The problem :: Each entry below must be repeated exactly, with pictures left out.

— start of Stored data —

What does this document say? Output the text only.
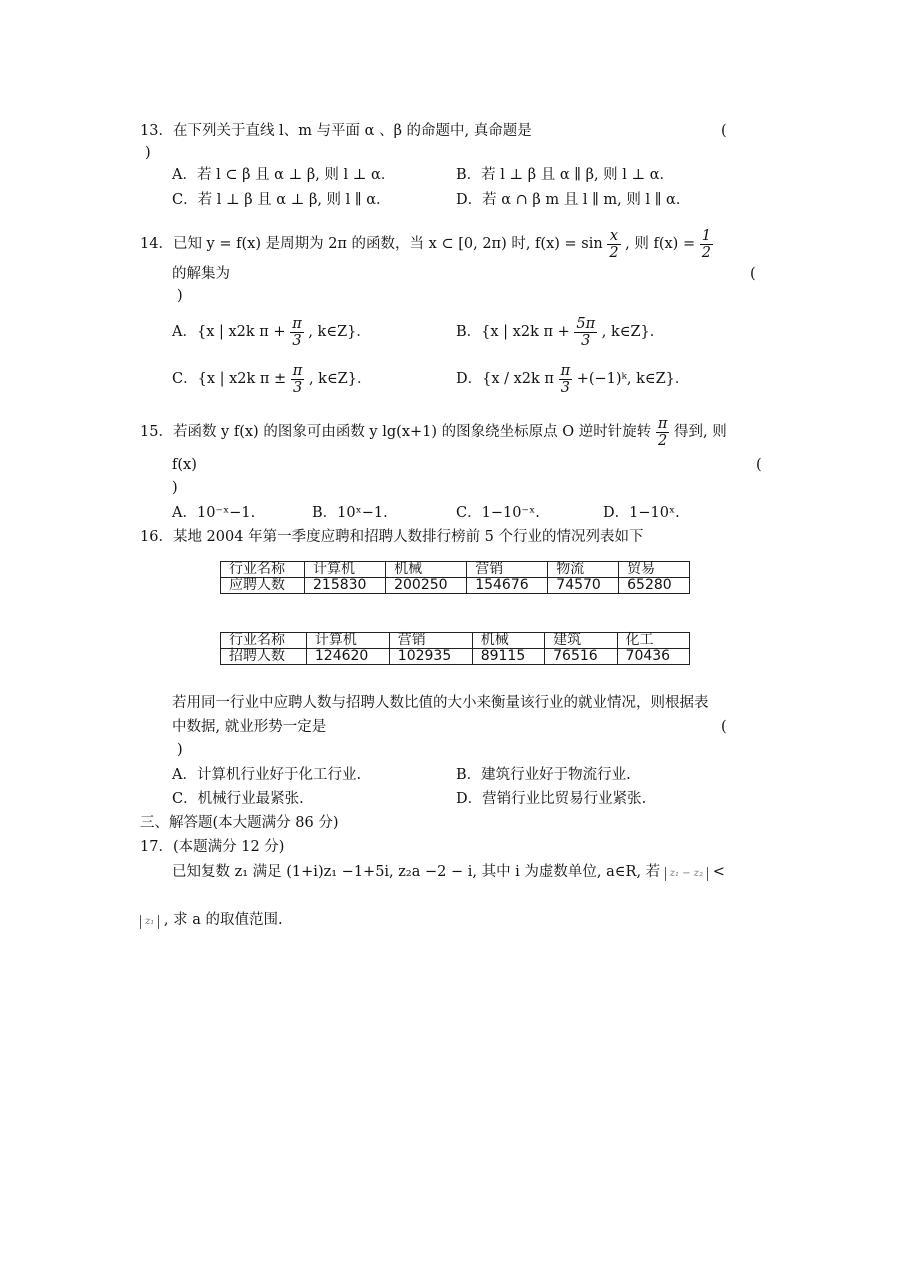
13．在下列关于直线 l、m 与平面 α 、β 的命题中, 真命题是	(
)
A．若 l ⊂ β 且 α ⊥ β, 则 l ⊥ α．	B．若 l ⊥ β 且 α ∥ β, 则 l ⊥ α．
C．若 l ⊥ β 且 α ⊥ β, 则 l ∥ α．	D．若 α ∩ β m 且 l ∥ m, 则 l ∥ α．
14．已知 y = f(x) 是周期为 2π 的函数，当 x ⊂ [0, 2π) 时, $f(x) = \sin \frac{x}{2}$ , 则 $f(x) = \frac{1}{2}$
的解集为	(
)
A．{x | x2k $\pi + \frac{\pi}{3}$ , k∈Z}．	B．{x | x2k $\pi + \frac{5\pi}{3}$ , k∈Z}．
C．{x | x2k $\pi \pm \frac{\pi}{3}$ , k∈Z}．	D．{x / x2k π $\frac{\pi}{3}$ +(−1)ᵏ, k∈Z}．
15．若函数 y f(x) 的图象可由函数 y lg(x+1) 的图象绕坐标原点 O 逆时针旋转 $\frac{\pi}{2}$ 得到, 则
f(x)	(
)
A．10⁻ˣ−1.	B．10ˣ−1.	C．1−10⁻ˣ.	D．1−10ˣ.
16．某地 2004 年第一季度应聘和招聘人数排行榜前 5 个行业的情况列表如下
行业名称	计算机	机械	营销	物流	贸易
应聘人数	215830	200250	154676	74570	65280
行业名称	计算机	营销	机械	建筑	化工
招聘人数	124620	102935	89115	76516	70436
若用同一行业中应聘人数与招聘人数比值的大小来衡量该行业的就业情况，则根据表
中数据, 就业形势一定是	(
)
A．计算机行业好于化工行业.	B．建筑行业好于物流行业.
C．机械行业最紧张.	D．营销行业比贸易行业紧张.
三、解答题(本大题满分 86 分)
17．(本题满分 12 分)
已知复数 z₁ 满足 (1+i)z₁ −1+5i, z₂a −2 − i, 其中 i 为虚数单位, a∈R, 若 z₁ − z₂ <
z₁ , 求 a 的取值范围.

— end of Stored data —

Answer in full ::
What does this document say? Output the text only.
13．在下列关于直线 l、m 与平面 α 、β 的命题中, 真命题是	(
)
A．若 l ⊂ β 且 α ⊥ β, 则 l ⊥ α．	B．若 l ⊥ β 且 α ∥ β, 则 l ⊥ α．
C．若 l ⊥ β 且 α ⊥ β, 则 l ∥ α．	D．若 α ∩ β m 且 l ∥ m, 则 l ∥ α．
14．已知 y = f(x) 是周期为 2π 的函数，当 x ⊂ [0, 2π) 时, $f(x) = \sin \frac{x}{2}$ , 则 $f(x) = \frac{1}{2}$
的解集为	(
)
A．{x | x2k $\pi + \frac{\pi}{3}$ , k∈Z}．	B．{x | x2k $\pi + \frac{5\pi}{3}$ , k∈Z}．
C．{x | x2k $\pi \pm \frac{\pi}{3}$ , k∈Z}．	D．{x / x2k π $\frac{\pi}{3}$ +(−1)ᵏ, k∈Z}．
15．若函数 y f(x) 的图象可由函数 y lg(x+1) 的图象绕坐标原点 O 逆时针旋转 $\frac{\pi}{2}$ 得到, 则
f(x)	(
)
A．10⁻ˣ−1.	B．10ˣ−1.	C．1−10⁻ˣ.	D．1−10ˣ.
16．某地 2004 年第一季度应聘和招聘人数排行榜前 5 个行业的情况列表如下
行业名称	计算机	机械	营销	物流	贸易
应聘人数	215830	200250	154676	74570	65280
行业名称	计算机	营销	机械	建筑	化工
招聘人数	124620	102935	89115	76516	70436
若用同一行业中应聘人数与招聘人数比值的大小来衡量该行业的就业情况，则根据表
中数据, 就业形势一定是	(
)
A．计算机行业好于化工行业.	B．建筑行业好于物流行业.
C．机械行业最紧张.	D．营销行业比贸易行业紧张.
三、解答题(本大题满分 86 分)
17．(本题满分 12 分)
已知复数 z₁ 满足 (1+i)z₁ −1+5i, z₂a −2 − i, 其中 i 为虚数单位, a∈R, 若 z₁ − z₂ <
z₁ , 求 a 的取值范围.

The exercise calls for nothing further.